Task prompt
For the copy, please give all of the data again exactly and leave the pictures out.

[Data records]

** Begin **

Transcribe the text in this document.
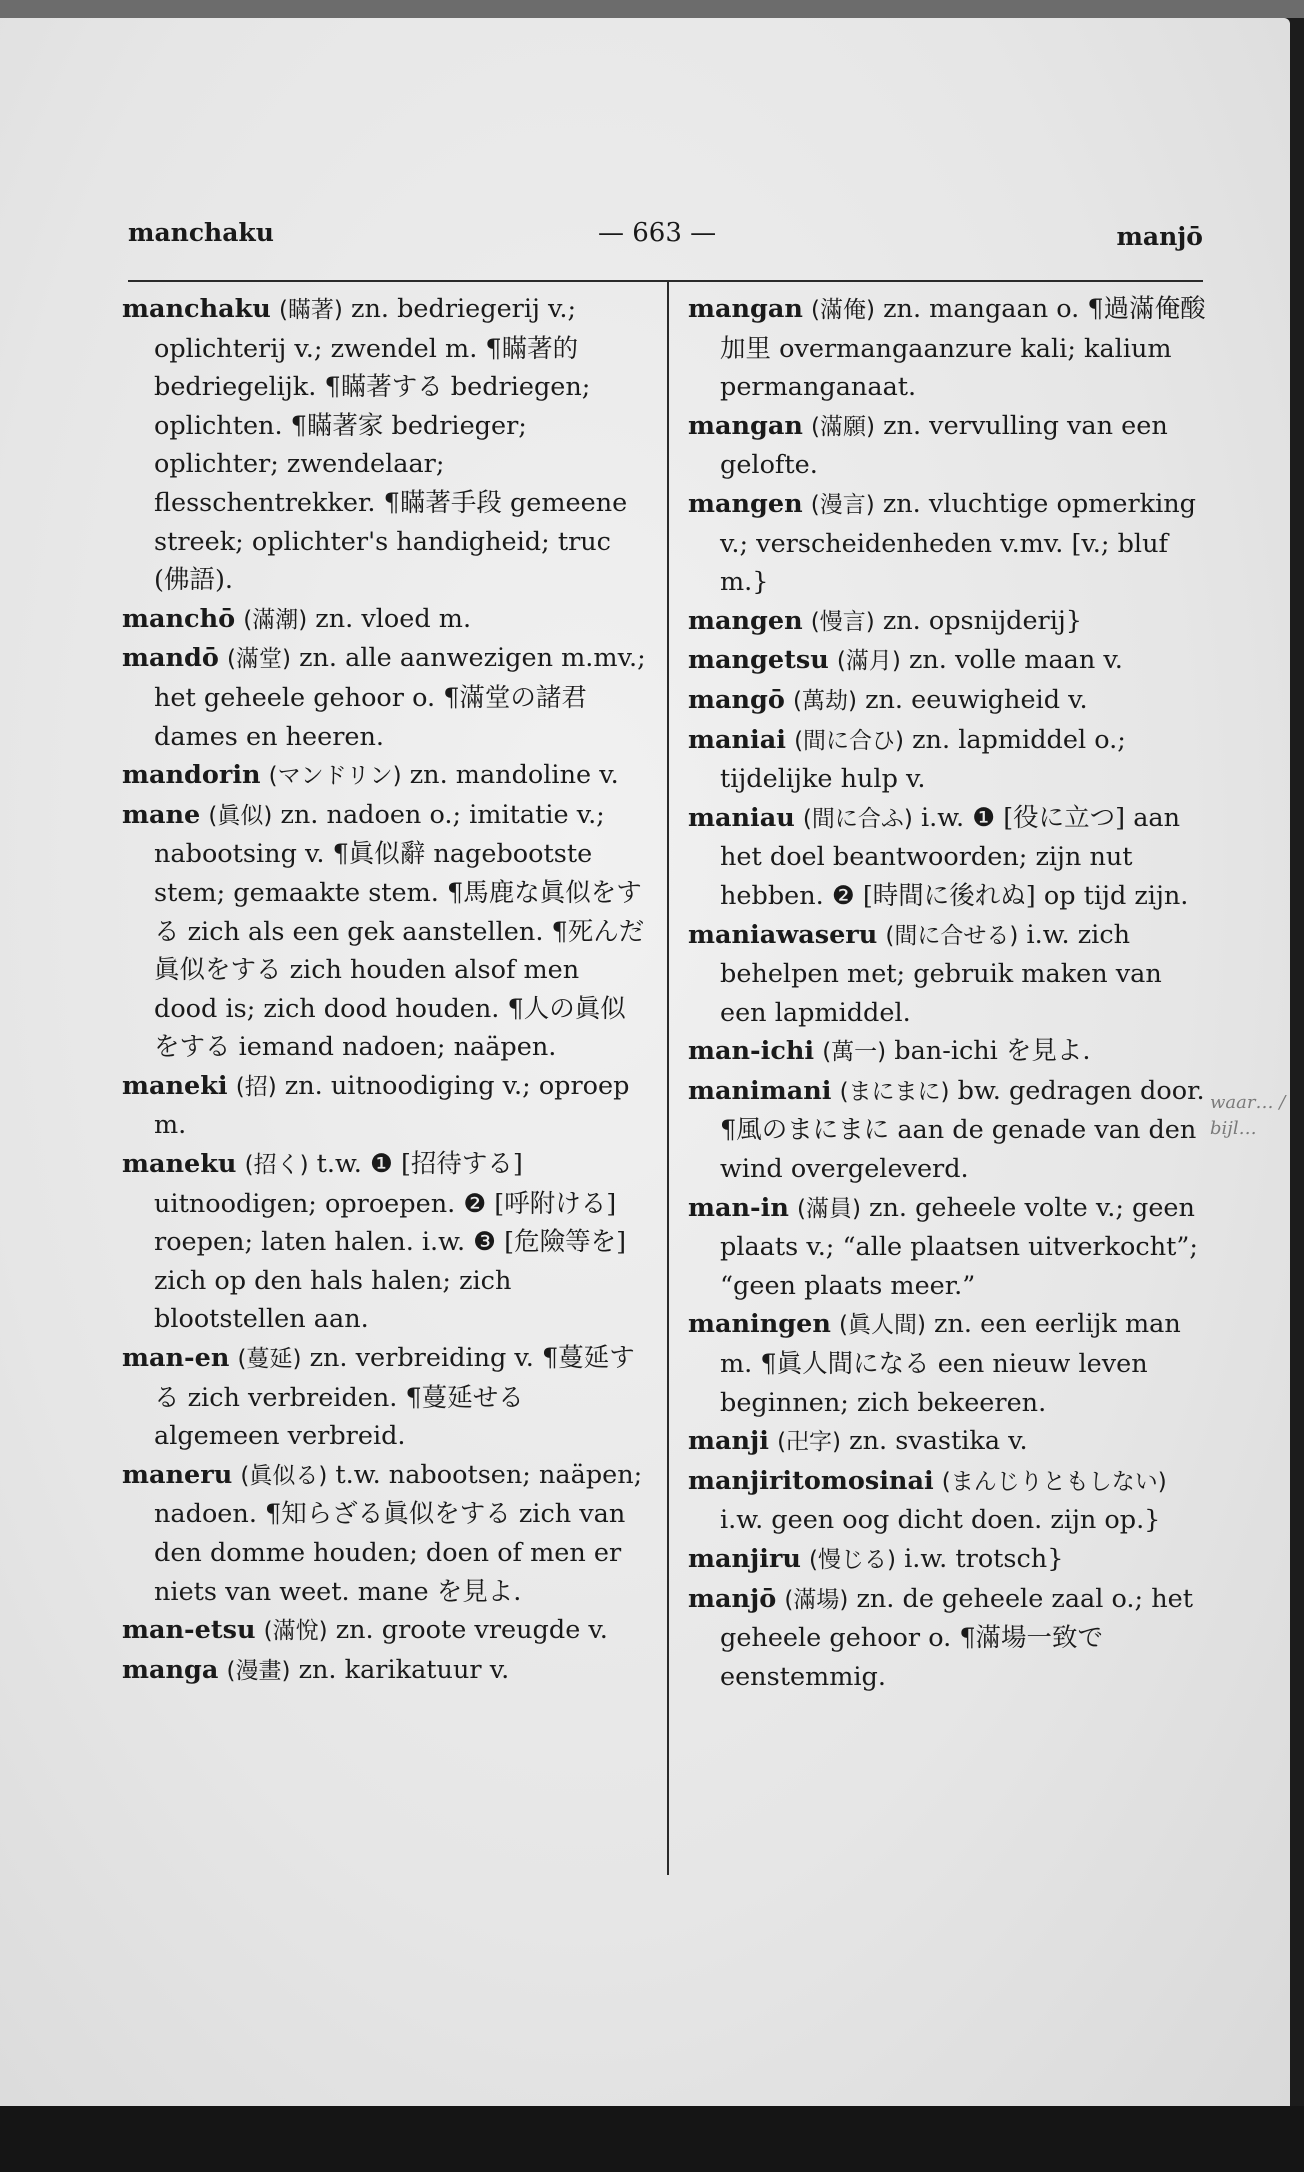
manchaku	— 663 —	manjō

manchaku (瞞著) zn. bedriegerij v.; oplichterij v.; zwendel m. ¶瞞著的 bedriegelijk. ¶瞞著する bedriegen; oplichten. ¶瞞著家 bedrieger; oplichter; zwendelaar; flesschentrekker. ¶瞞著手段 gemeene streek; oplichter's handigheid; truc (佛語).

manchō (滿潮) zn. vloed m.

mandō (滿堂) zn. alle aanwezigen m.mv.; het geheele gehoor o. ¶滿堂の諸君 dames en heeren.

mandorin (マンドリン) zn. mandoline v.

mane (眞似) zn. nadoen o.; imitatie v.; nabootsing v. ¶眞似辭 nagebootste stem; gemaakte stem. ¶馬鹿な眞似をする zich als een gek aanstellen. ¶死んだ眞似をする zich houden alsof men dood is; zich dood houden. ¶人の眞似をする iemand nadoen; naäpen.

maneki (招) zn. uitnoodiging v.; oproep m.

maneku (招く) t.w. ❶ [招待する] uitnoodigen; oproepen. ❷ [呼附ける] roepen; laten halen. i.w. ❸ [危險等を] zich op den hals halen; zich blootstellen aan.

man-en (蔓延) zn. verbreiding v. ¶蔓延する zich verbreiden. ¶蔓延せる algemeen verbreid.

maneru (眞似る) t.w. nabootsen; naäpen; nadoen. ¶知らざる眞似をする zich van den domme houden; doen of men er niets van weet. mane を見よ.

man-etsu (滿悅) zn. groote vreugde v.

manga (漫畫) zn. karikatuur v.

mangan (滿俺) zn. mangaan o. ¶過滿俺酸加里 overmangaanzure kali; kalium permanganaat.

mangan (滿願) zn. vervulling van een gelofte.

mangen (漫言) zn. vluchtige opmerking v.; verscheidenheden v.mv. [v.; bluf m.}

mangen (慢言) zn. opsnijderij}

mangetsu (滿月) zn. volle maan v.

mangō (萬劫) zn. eeuwigheid v.

maniai (間に合ひ) zn. lapmiddel o.; tijdelijke hulp v.

maniau (間に合ふ) i.w. ❶ [役に立つ] aan het doel beantwoorden; zijn nut hebben. ❷ [時間に後れぬ] op tijd zijn.

maniawaseru (間に合せる) i.w. zich behelpen met; gebruik maken van een lapmiddel.

man-ichi (萬一) ban-ichi を見よ.

manimani (まにまに) bw. gedragen door. ¶風のまにまに aan de genade van den wind overgeleverd.

man-in (滿員) zn. geheele volte v.; geen plaats v.; “alle plaatsen uitverkocht”; “geen plaats meer.”

maningen (眞人間) zn. een eerlijk man m. ¶眞人間になる een nieuw leven beginnen; zich bekeeren.

manji (卍字) zn. svastika v.

manjiritomosinai (まんじりともしない) i.w. geen oog dicht doen. zijn op.}

manjiru (慢じる) i.w. trotsch}

manjō (滿場) zn. de geheele zaal o.; het geheele gehoor o. ¶滿場一致で eenstemmig.

waar… / bijl…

** End **

Written solution
Transcribe the text in this document.
manchaku	— 663 —	manjō

manchaku (瞞著) zn. bedriegerij v.; oplichterij v.; zwendel m. ¶瞞著的 bedriegelijk. ¶瞞著する bedriegen; oplichten. ¶瞞著家 bedrieger; oplichter; zwendelaar; flesschentrekker. ¶瞞著手段 gemeene streek; oplichter's handigheid; truc (佛語).

manchō (滿潮) zn. vloed m.

mandō (滿堂) zn. alle aanwezigen m.mv.; het geheele gehoor o. ¶滿堂の諸君 dames en heeren.

mandorin (マンドリン) zn. mandoline v.

mane (眞似) zn. nadoen o.; imitatie v.; nabootsing v. ¶眞似辭 nagebootste stem; gemaakte stem. ¶馬鹿な眞似をする zich als een gek aanstellen. ¶死んだ眞似をする zich houden alsof men dood is; zich dood houden. ¶人の眞似をする iemand nadoen; naäpen.

maneki (招) zn. uitnoodiging v.; oproep m.

maneku (招く) t.w. ❶ [招待する] uitnoodigen; oproepen. ❷ [呼附ける] roepen; laten halen. i.w. ❸ [危險等を] zich op den hals halen; zich blootstellen aan.

man-en (蔓延) zn. verbreiding v. ¶蔓延する zich verbreiden. ¶蔓延せる algemeen verbreid.

maneru (眞似る) t.w. nabootsen; naäpen; nadoen. ¶知らざる眞似をする zich van den domme houden; doen of men er niets van weet. mane を見よ.

man-etsu (滿悅) zn. groote vreugde v.

manga (漫畫) zn. karikatuur v.

mangan (滿俺) zn. mangaan o. ¶過滿俺酸加里 overmangaanzure kali; kalium permanganaat.

mangan (滿願) zn. vervulling van een gelofte.

mangen (漫言) zn. vluchtige opmerking v.; verscheidenheden v.mv. [v.; bluf m.}

mangen (慢言) zn. opsnijderij}

mangetsu (滿月) zn. volle maan v.

mangō (萬劫) zn. eeuwigheid v.

maniai (間に合ひ) zn. lapmiddel o.; tijdelijke hulp v.

maniau (間に合ふ) i.w. ❶ [役に立つ] aan het doel beantwoorden; zijn nut hebben. ❷ [時間に後れぬ] op tijd zijn.

maniawaseru (間に合せる) i.w. zich behelpen met; gebruik maken van een lapmiddel.

man-ichi (萬一) ban-ichi を見よ.

manimani (まにまに) bw. gedragen door. ¶風のまにまに aan de genade van den wind overgeleverd.

man-in (滿員) zn. geheele volte v.; geen plaats v.; “alle plaatsen uitverkocht”; “geen plaats meer.”

maningen (眞人間) zn. een eerlijk man m. ¶眞人間になる een nieuw leven beginnen; zich bekeeren.

manji (卍字) zn. svastika v.

manjiritomosinai (まんじりともしない) i.w. geen oog dicht doen. zijn op.}

manjiru (慢じる) i.w. trotsch}

manjō (滿場) zn. de geheele zaal o.; het geheele gehoor o. ¶滿場一致で eenstemmig.

waar… / bijl…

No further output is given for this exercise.